• **Task brief**: Take each line of the entries below that contains "color" and copy it.

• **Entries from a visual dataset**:
=== Begin Enclosure ===
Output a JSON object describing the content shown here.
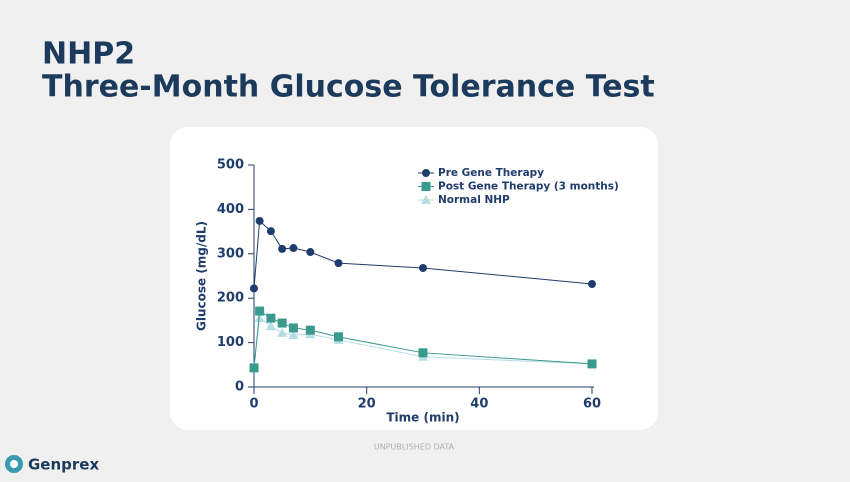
{
  "slide": {
    "title": [
      "NHP2",
      "Three-Month Glucose Tolerance Test"
    ],
    "note": "UNPUBLISHED DATA",
    "logo": "Genprex"
  },
  "chart_data": {
    "type": "line",
    "x_label": "Time (min)",
    "y_label": "Glucose (mg/dL)",
    "x": [
      0,
      1,
      3,
      5,
      7,
      10,
      15,
      30,
      60
    ],
    "series": [
      {
        "name": "Pre Gene Therapy",
        "color": "#1f3d6b",
        "marker": "circle",
        "values": [
          222,
          374,
          351,
          311,
          313,
          304,
          279,
          268,
          232
        ]
      },
      {
        "name": "Post Gene Therapy (3 months)",
        "color": "#3a9a8e",
        "marker": "square",
        "values": [
          43,
          171,
          155,
          144,
          133,
          128,
          113,
          77,
          52
        ]
      },
      {
        "name": "Normal NHP",
        "color": "#b5dde3",
        "marker": "triangle",
        "values": [
          45,
          155,
          137,
          122,
          117,
          119,
          106,
          68,
          52
        ]
      }
    ],
    "xlim": [
      0,
      60
    ],
    "xticks": [
      0,
      20,
      40,
      60
    ],
    "ylim": [
      0,
      500
    ],
    "yticks": [
      0,
      100,
      200,
      300,
      400,
      500
    ],
    "grid": false,
    "legend": "top-right"
  }
}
=== End Enclosure ===
• **Expected output**:
        "color": "#1f3d6b",
        "color": "#3a9a8e",
        "color": "#b5dde3",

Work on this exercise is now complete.